▶ [Exercise data]:
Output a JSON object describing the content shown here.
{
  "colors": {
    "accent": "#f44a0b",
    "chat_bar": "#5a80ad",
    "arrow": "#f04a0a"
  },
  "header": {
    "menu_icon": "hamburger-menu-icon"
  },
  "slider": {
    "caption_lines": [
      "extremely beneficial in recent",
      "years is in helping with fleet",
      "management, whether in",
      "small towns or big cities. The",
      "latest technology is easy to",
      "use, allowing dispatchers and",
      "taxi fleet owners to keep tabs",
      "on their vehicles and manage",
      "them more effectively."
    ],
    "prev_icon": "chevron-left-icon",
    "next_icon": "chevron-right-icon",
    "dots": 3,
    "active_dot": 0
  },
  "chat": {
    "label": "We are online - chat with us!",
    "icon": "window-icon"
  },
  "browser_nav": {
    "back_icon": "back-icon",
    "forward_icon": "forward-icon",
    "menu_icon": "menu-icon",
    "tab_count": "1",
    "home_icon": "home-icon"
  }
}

▶ [Do this]:
Every entry in the listing must be retyped exactly.

▶ [Answer for the task]:
Output a JSON object describing the content shown here.
{
  "colors": {
    "accent": "#f44a0b",
    "chat_bar": "#5a80ad",
    "arrow": "#f04a0a"
  },
  "header": {
    "menu_icon": "hamburger-menu-icon"
  },
  "slider": {
    "caption_lines": [
      "extremely beneficial in recent",
      "years is in helping with fleet",
      "management, whether in",
      "small towns or big cities. The",
      "latest technology is easy to",
      "use, allowing dispatchers and",
      "taxi fleet owners to keep tabs",
      "on their vehicles and manage",
      "them more effectively."
    ],
    "prev_icon": "chevron-left-icon",
    "next_icon": "chevron-right-icon",
    "dots": 3,
    "active_dot": 0
  },
  "chat": {
    "label": "We are online - chat with us!",
    "icon": "window-icon"
  },
  "browser_nav": {
    "back_icon": "back-icon",
    "forward_icon": "forward-icon",
    "menu_icon": "menu-icon",
    "tab_count": "1",
    "home_icon": "home-icon"
  }
}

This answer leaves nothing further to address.